選文:

+-------+

一代名臣陶澍的茶緣

  陶澍(1779~1839),字子霖,號云汀,自稱桃花漁者、印心石屋主人,晚年自稱髯樵,湖南安化小淹人。陶澍是清代經世派主要代表人物,是清朝晚期著名的政治家、文學家和詩人。陶澍于嘉慶七年中進士,任翰林院編修,后升御史,曾先后調任山西、四川、福建、安徽等省布政使和巡撫,后官至兩江總督加太子少保。清道光十九年(1839年),陶澍病逝于兩江總督任上,死后追封太子太保,謚文毅。陶澍的主要著作有《印心石屋詩抄》、《蜀輶日記》、《靖節(jié)先生集》、《陶文毅公全集》等。

+-------+

資料摘錄:
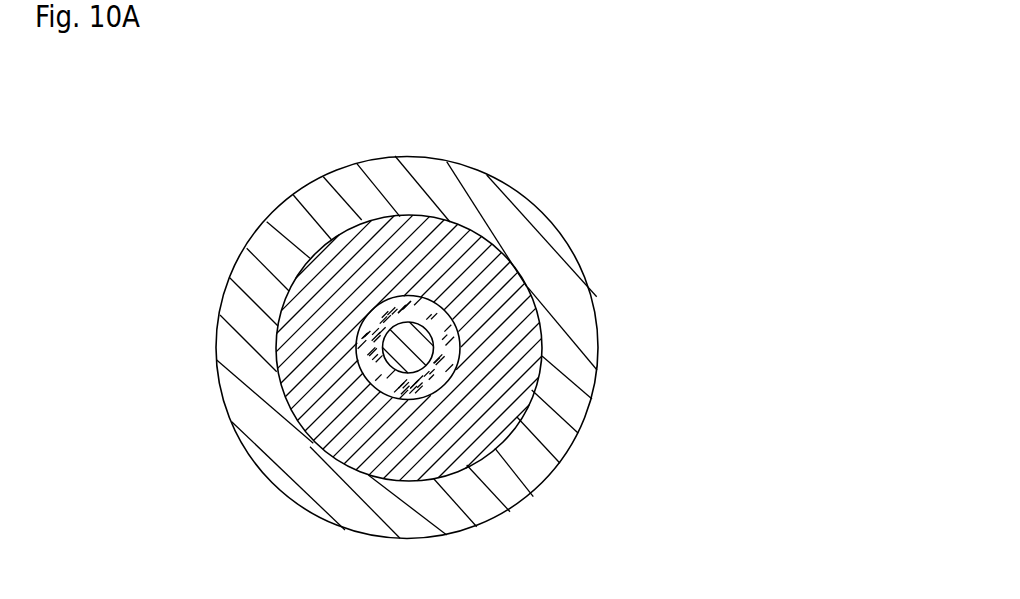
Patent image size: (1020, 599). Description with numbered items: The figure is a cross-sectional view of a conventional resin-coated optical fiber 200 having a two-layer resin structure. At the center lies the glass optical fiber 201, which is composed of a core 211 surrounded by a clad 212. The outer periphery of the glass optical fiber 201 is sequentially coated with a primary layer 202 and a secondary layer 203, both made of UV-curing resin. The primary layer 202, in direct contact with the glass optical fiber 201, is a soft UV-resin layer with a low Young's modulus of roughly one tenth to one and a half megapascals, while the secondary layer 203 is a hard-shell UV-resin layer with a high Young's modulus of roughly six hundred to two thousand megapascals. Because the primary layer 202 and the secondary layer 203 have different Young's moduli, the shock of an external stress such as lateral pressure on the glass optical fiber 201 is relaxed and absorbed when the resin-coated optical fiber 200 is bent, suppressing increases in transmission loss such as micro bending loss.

The resin-coated optical fiber 200 is at (558, 163).
The glass optical fiber 201 is at (683, 223).
The primary layer 202 is at (493, 354).
The secondary layer 203 is at (557, 413).
The core 211 is at (428, 328).
The clad 212 is at (442, 337).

+-------+

把選文裡從「陶澍(1779~1839),字子霖,號云」到「生集》、《陶文毅公全集》等。」的這段文字照原樣寫下來,頭尾兩處都包括在內。

完成答案:
陶澍(1779~1839),字子霖,號云汀,自稱桃花漁者、印心石屋主人,晚年自稱髯樵,湖南安化小淹人。陶澍是清代經世派主要代表人物,是清朝晚期著名的政治家、文學家和詩人。陶澍于嘉慶七年中進士,任翰林院編修,后升御史,曾先后調任山西、四川、福建、安徽等省布政使和巡撫,后官至兩江總督加太子少保。清道光十九年(1839年),陶澍病逝于兩江總督任上,死后追封太子太保,謚文毅。陶澍的主要著作有《印心石屋詩抄》、《蜀輶日記》、《靖節(jié)先生集》、《陶文毅公全集》等。